** Required work **
All of the lines below are to be transcribed faithfully, with pictures excluded from the copy.

** Record list **

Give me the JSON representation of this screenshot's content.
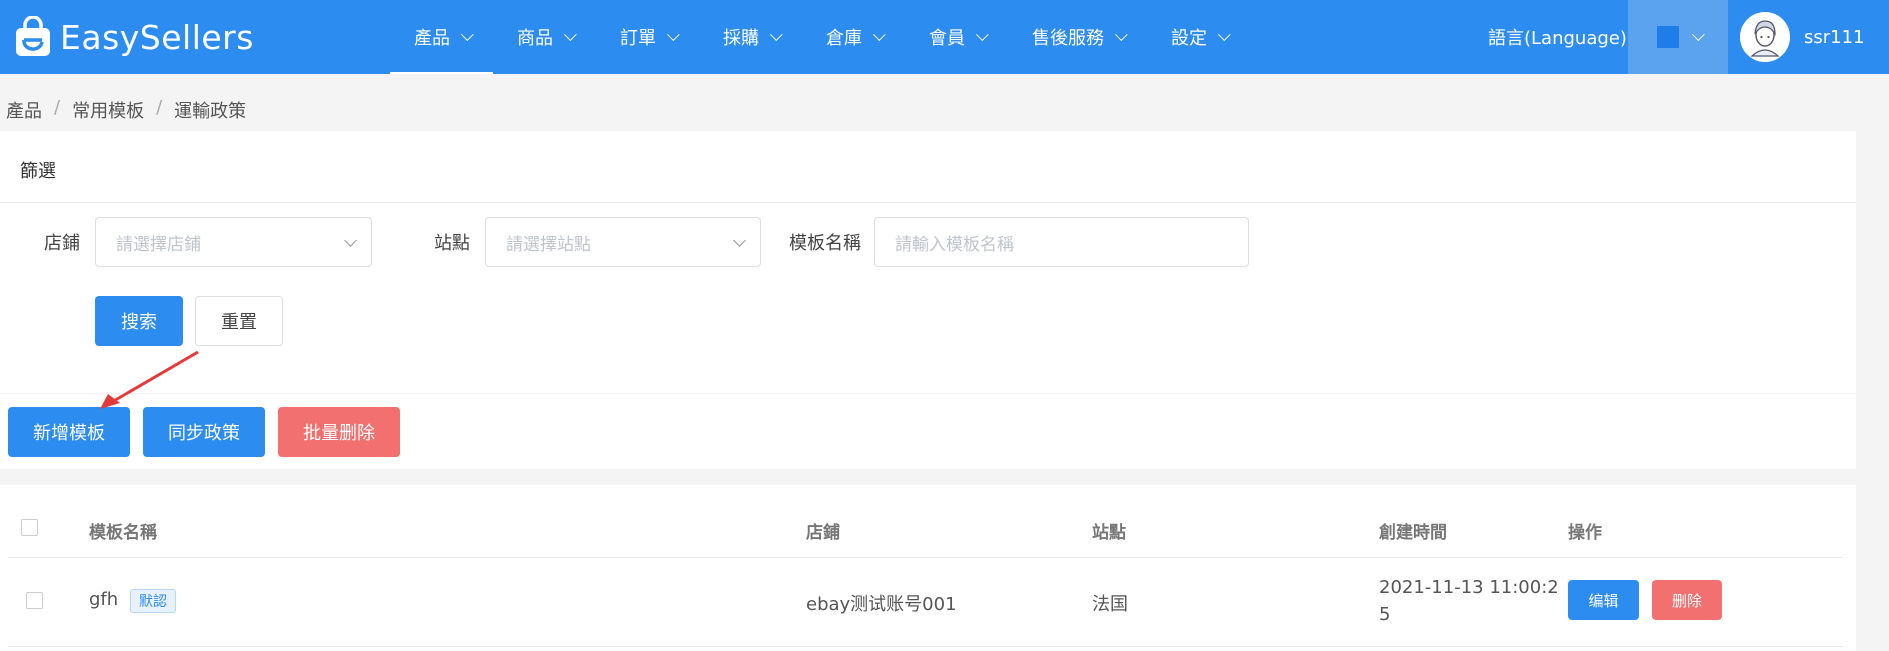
{
  "header": {
    "logo_text": "EasySellers",
    "nav": [
      {
        "label": "產品"
      },
      {
        "label": "商品"
      },
      {
        "label": "訂單"
      },
      {
        "label": "採購"
      },
      {
        "label": "倉庫"
      },
      {
        "label": "會員"
      },
      {
        "label": "售後服務"
      },
      {
        "label": "設定"
      }
    ],
    "language_label": "語言(Language)",
    "username": "ssr111",
    "accent_color": "#2d8cf0"
  },
  "breadcrumb": [
    "產品",
    "常用模板",
    "運輸政策"
  ],
  "filter": {
    "title": "篩選",
    "store_label": "店鋪",
    "store_placeholder": "請選擇店鋪",
    "site_label": "站點",
    "site_placeholder": "請選擇站點",
    "template_label": "模板名稱",
    "template_placeholder": "請輸入模板名稱",
    "search_label": "搜索",
    "reset_label": "重置"
  },
  "actions": {
    "add_label": "新增模板",
    "sync_label": "同步政策",
    "batch_delete_label": "批量删除"
  },
  "table": {
    "columns": [
      "模板名稱",
      "店鋪",
      "站點",
      "創建時間",
      "操作"
    ],
    "rows": [
      {
        "name": "gfh",
        "tag": "默認",
        "store": "ebay测试账号001",
        "site": "法国",
        "created_line1": "2021-11-13 11:00:2",
        "created_line2": "5",
        "edit_label": "编辑",
        "delete_label": "删除"
      }
    ]
  }
}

** The solution **
Give me the JSON representation of this screenshot's content.
{
  "header": {
    "logo_text": "EasySellers",
    "nav": [
      {
        "label": "產品"
      },
      {
        "label": "商品"
      },
      {
        "label": "訂單"
      },
      {
        "label": "採購"
      },
      {
        "label": "倉庫"
      },
      {
        "label": "會員"
      },
      {
        "label": "售後服務"
      },
      {
        "label": "設定"
      }
    ],
    "language_label": "語言(Language)",
    "username": "ssr111",
    "accent_color": "#2d8cf0"
  },
  "breadcrumb": [
    "產品",
    "常用模板",
    "運輸政策"
  ],
  "filter": {
    "title": "篩選",
    "store_label": "店鋪",
    "store_placeholder": "請選擇店鋪",
    "site_label": "站點",
    "site_placeholder": "請選擇站點",
    "template_label": "模板名稱",
    "template_placeholder": "請輸入模板名稱",
    "search_label": "搜索",
    "reset_label": "重置"
  },
  "actions": {
    "add_label": "新增模板",
    "sync_label": "同步政策",
    "batch_delete_label": "批量删除"
  },
  "table": {
    "columns": [
      "模板名稱",
      "店鋪",
      "站點",
      "創建時間",
      "操作"
    ],
    "rows": [
      {
        "name": "gfh",
        "tag": "默認",
        "store": "ebay测试账号001",
        "site": "法国",
        "created_line1": "2021-11-13 11:00:2",
        "created_line2": "5",
        "edit_label": "编辑",
        "delete_label": "删除"
      }
    ]
  }
}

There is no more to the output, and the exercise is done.